(Entries from a visual dataset)
[start]

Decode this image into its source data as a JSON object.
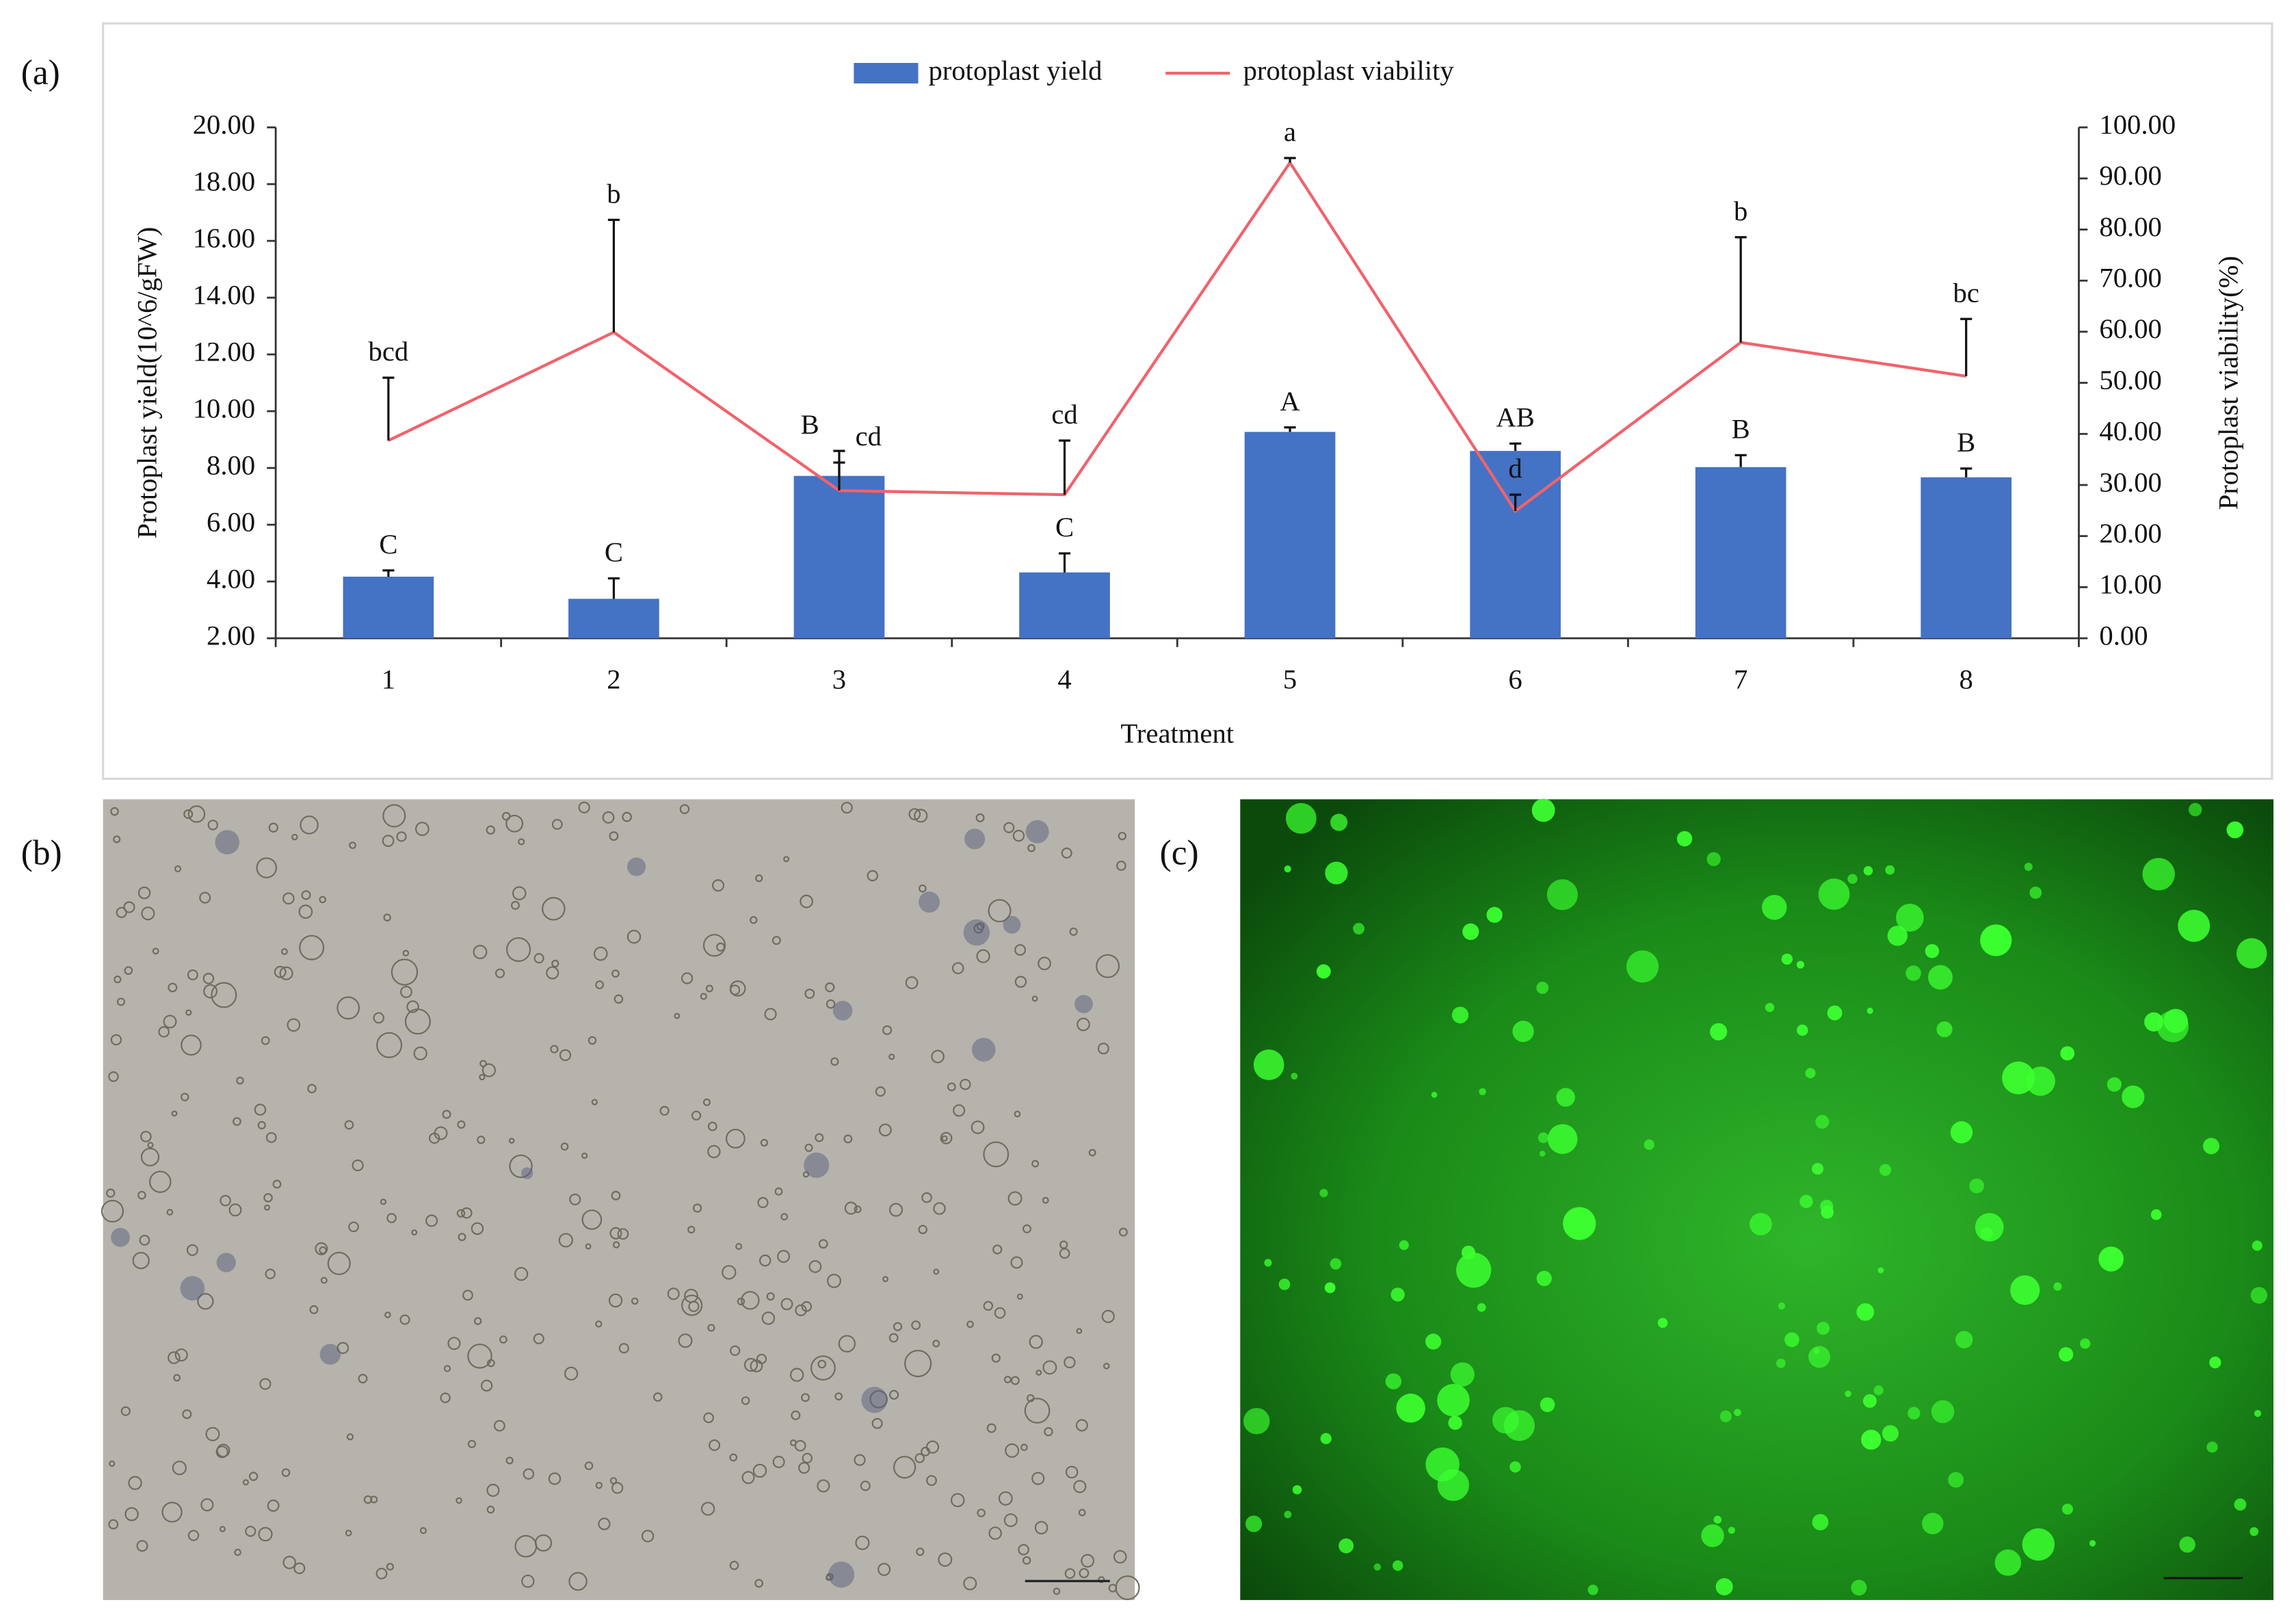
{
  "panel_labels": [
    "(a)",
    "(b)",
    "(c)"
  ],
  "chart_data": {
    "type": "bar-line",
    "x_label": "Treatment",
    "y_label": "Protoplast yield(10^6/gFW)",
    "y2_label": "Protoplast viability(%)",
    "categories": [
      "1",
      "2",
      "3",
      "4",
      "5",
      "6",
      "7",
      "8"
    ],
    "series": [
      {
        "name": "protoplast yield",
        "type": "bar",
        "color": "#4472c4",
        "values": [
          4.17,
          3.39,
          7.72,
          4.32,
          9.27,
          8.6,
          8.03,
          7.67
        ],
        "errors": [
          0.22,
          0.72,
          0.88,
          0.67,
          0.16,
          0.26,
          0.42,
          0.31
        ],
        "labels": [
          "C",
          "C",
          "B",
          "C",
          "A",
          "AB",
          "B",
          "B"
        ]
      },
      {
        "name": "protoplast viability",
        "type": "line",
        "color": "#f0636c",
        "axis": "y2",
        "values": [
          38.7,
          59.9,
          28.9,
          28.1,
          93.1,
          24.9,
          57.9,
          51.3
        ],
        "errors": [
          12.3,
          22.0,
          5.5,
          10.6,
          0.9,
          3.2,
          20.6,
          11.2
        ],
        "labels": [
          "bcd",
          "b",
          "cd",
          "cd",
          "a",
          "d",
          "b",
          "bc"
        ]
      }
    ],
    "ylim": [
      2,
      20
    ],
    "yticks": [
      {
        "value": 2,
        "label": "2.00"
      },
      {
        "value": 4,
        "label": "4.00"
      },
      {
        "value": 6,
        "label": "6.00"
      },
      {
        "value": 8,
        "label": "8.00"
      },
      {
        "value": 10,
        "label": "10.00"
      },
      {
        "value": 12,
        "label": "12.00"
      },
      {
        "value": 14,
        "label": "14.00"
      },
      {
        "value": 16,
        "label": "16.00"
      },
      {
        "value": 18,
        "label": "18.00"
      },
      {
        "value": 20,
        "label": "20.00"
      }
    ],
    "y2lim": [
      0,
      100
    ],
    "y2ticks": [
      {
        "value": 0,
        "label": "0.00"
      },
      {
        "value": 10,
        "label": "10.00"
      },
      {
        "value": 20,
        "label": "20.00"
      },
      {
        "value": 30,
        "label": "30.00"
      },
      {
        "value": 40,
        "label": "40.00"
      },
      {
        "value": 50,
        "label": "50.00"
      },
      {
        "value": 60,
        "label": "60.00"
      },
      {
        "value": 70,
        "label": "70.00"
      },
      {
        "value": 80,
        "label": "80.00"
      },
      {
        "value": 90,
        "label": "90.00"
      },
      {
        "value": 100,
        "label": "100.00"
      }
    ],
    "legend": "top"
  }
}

[end]

** Problem to solve **
Gather each line in the data that holds the string "yield".

** Solved problem **
    "y_label": "Protoplast yield(10^6/gFW)",
        "name": "protoplast yield",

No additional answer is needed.